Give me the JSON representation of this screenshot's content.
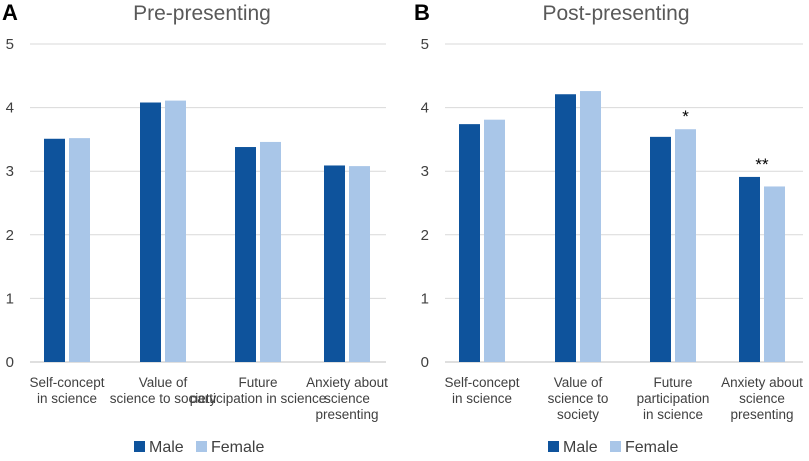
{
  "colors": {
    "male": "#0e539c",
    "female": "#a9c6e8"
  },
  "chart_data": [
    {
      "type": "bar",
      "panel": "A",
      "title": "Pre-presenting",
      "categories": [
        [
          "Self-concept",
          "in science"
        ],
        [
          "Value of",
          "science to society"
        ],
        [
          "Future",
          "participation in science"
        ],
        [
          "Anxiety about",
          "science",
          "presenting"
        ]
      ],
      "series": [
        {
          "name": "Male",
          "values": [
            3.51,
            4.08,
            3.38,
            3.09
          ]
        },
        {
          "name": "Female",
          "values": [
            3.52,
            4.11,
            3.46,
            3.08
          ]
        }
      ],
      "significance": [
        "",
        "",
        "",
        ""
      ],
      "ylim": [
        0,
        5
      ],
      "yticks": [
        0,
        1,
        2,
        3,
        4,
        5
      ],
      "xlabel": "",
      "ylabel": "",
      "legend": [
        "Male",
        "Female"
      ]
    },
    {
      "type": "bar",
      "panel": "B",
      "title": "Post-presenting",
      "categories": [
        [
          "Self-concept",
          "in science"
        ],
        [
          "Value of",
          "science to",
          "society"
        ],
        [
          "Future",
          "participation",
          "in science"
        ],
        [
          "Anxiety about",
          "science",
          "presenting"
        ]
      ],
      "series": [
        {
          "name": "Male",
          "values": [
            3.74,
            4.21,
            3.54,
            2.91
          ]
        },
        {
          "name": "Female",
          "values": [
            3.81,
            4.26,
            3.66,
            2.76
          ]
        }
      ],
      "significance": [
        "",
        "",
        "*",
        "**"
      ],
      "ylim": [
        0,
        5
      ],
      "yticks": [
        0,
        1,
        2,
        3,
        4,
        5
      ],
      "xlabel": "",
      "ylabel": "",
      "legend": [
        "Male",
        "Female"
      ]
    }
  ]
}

---

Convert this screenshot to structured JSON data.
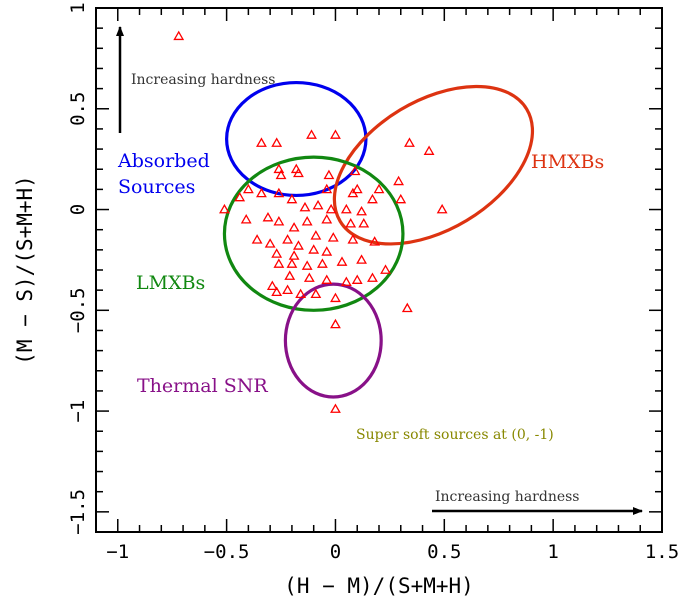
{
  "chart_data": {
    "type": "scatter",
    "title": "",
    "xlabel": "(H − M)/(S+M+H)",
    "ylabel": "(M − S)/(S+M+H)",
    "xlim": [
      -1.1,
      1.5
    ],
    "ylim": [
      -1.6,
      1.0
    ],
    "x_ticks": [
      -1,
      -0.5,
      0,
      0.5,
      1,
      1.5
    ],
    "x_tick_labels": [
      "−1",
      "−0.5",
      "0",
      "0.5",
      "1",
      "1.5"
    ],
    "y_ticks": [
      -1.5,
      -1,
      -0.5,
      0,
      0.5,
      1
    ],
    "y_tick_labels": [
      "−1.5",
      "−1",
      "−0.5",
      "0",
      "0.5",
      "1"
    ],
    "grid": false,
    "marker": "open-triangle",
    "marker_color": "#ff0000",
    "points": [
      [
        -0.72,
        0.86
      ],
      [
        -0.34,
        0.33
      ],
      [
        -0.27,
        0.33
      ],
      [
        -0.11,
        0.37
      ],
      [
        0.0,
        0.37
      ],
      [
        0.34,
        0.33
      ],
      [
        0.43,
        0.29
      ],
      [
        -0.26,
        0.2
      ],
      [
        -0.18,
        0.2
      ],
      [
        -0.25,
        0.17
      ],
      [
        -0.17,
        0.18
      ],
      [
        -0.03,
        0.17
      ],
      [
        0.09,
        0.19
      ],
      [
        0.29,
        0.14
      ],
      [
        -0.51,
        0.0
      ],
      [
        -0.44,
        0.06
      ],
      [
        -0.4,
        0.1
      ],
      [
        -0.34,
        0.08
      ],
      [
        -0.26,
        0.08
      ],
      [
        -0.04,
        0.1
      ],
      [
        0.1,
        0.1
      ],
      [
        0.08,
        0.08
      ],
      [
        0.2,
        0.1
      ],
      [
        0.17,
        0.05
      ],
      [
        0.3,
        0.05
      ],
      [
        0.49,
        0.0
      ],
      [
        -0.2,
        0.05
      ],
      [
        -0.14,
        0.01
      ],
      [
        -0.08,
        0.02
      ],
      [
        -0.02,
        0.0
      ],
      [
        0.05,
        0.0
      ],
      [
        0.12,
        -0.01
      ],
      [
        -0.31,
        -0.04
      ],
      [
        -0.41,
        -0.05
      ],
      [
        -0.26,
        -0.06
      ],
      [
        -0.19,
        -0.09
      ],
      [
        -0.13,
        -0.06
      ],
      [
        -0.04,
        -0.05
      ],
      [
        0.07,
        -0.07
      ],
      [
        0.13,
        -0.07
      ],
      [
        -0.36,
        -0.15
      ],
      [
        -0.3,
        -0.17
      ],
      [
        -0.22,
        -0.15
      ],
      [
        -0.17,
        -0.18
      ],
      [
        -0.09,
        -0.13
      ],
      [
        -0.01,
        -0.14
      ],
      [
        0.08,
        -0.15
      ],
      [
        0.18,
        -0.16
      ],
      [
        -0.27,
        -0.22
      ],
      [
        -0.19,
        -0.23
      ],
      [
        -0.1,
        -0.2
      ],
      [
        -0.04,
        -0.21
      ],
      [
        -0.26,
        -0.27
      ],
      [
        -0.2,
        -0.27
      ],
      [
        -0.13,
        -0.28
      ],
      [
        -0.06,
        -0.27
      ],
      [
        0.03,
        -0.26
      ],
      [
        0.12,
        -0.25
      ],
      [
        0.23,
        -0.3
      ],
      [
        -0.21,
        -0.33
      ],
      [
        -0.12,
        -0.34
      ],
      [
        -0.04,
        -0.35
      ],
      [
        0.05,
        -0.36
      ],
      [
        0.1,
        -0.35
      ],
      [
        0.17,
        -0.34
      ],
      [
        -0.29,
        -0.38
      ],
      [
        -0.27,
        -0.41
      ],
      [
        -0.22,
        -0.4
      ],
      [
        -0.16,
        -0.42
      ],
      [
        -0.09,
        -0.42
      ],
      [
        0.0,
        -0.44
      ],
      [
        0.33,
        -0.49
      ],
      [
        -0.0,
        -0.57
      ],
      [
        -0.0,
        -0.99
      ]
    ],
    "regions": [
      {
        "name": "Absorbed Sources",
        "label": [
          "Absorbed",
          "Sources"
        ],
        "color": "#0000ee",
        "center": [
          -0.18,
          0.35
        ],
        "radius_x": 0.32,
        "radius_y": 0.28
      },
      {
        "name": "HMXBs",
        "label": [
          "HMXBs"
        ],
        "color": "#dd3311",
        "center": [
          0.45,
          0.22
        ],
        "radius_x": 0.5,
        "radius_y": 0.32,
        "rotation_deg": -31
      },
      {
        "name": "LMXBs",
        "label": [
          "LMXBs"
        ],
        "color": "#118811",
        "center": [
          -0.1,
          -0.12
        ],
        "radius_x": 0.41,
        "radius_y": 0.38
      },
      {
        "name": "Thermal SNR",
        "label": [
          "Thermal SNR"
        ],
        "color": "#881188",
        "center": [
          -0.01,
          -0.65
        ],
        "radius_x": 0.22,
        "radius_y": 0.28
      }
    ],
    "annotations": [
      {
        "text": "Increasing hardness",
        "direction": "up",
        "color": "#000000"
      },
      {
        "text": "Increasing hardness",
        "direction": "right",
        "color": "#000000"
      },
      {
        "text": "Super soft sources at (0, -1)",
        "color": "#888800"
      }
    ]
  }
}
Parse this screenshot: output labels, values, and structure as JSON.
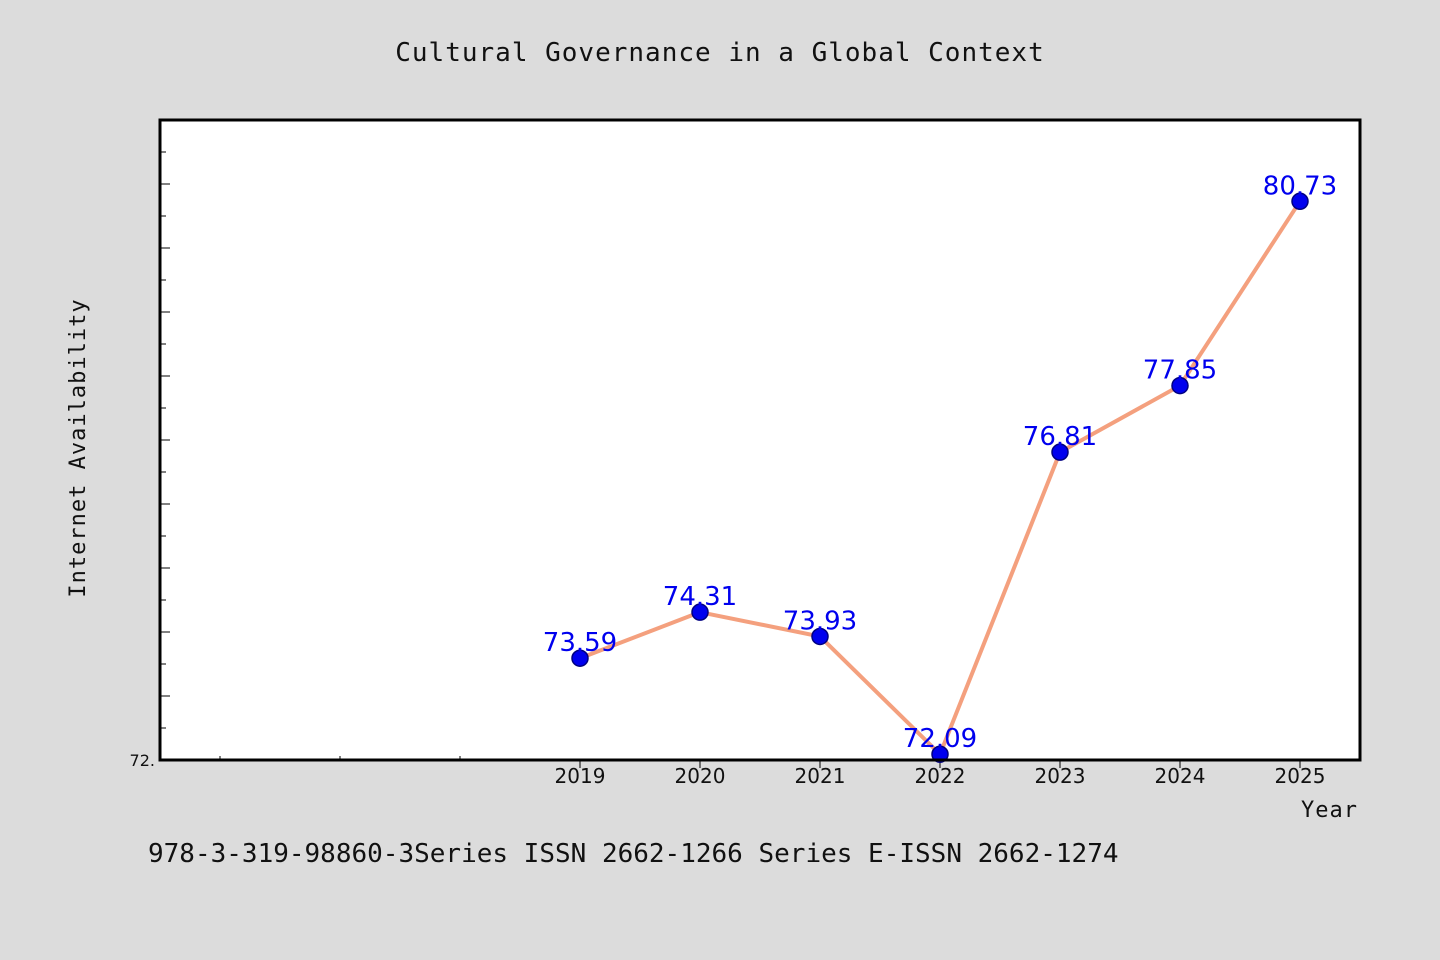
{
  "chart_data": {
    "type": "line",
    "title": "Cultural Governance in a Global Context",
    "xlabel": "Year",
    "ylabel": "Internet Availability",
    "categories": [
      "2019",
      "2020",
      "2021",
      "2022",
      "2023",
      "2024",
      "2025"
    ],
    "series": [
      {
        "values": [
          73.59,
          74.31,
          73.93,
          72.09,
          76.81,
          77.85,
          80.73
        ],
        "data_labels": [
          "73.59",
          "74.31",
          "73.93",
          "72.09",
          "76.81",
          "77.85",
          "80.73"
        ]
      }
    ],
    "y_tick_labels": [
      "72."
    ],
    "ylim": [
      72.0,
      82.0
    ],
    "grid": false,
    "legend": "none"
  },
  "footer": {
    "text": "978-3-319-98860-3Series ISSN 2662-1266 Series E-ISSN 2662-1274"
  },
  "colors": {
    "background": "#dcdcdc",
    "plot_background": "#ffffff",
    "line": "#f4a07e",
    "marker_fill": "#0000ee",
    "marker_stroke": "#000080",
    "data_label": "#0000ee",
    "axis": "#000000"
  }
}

> EXERCISE GOAL
Scan the entries above for the word "ylabel" and collect each line holding it.

> TASK SOLUTION
      "ylabel": "",
      "ylabel": "",
    "ylabel": "(M − S)/(S+M+H)",
    "ylabel": "Internet Availability",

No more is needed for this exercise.